» Task prompt
Print all the records exactly, please.
━━━━━ Records for this task
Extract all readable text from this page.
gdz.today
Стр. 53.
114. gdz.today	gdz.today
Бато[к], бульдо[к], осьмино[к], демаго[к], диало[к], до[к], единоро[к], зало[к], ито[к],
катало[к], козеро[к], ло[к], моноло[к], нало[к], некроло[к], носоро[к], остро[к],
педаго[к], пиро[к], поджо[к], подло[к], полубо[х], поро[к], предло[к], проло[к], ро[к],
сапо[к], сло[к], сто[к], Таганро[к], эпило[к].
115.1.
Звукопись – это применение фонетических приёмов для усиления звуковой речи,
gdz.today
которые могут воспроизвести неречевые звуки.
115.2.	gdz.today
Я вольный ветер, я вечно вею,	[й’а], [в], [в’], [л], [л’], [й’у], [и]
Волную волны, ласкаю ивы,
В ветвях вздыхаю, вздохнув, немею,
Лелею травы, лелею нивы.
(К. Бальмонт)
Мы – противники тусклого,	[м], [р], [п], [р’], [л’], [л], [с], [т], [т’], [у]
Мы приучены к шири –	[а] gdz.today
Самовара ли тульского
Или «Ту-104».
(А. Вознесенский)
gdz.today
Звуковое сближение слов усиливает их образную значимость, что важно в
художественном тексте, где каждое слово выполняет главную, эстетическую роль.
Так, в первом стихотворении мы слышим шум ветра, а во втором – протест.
━━━━━━━━━━
» Result below
Extract all readable text from this page.
gdz.today
Стр. 53.
114. gdz.today	gdz.today
Бато[к], бульдо[к], осьмино[к], демаго[к], диало[к], до[к], единоро[к], зало[к], ито[к],
катало[к], козеро[к], ло[к], моноло[к], нало[к], некроло[к], носоро[к], остро[к],
педаго[к], пиро[к], поджо[к], подло[к], полубо[х], поро[к], предло[к], проло[к], ро[к],
сапо[к], сло[к], сто[к], Таганро[к], эпило[к].
115.1.
Звукопись – это применение фонетических приёмов для усиления звуковой речи,
gdz.today
которые могут воспроизвести неречевые звуки.
115.2.	gdz.today
Я вольный ветер, я вечно вею,	[й’а], [в], [в’], [л], [л’], [й’у], [и]
Волную волны, ласкаю ивы,
В ветвях вздыхаю, вздохнув, немею,
Лелею травы, лелею нивы.
(К. Бальмонт)
Мы – противники тусклого,	[м], [р], [п], [р’], [л’], [л], [с], [т], [т’], [у]
Мы приучены к шири –	[а] gdz.today
Самовара ли тульского
Или «Ту-104».
(А. Вознесенский)
gdz.today
Звуковое сближение слов усиливает их образную значимость, что важно в
художественном тексте, где каждое слово выполняет главную, эстетическую роль.
Так, в первом стихотворении мы слышим шум ветра, а во втором – протест.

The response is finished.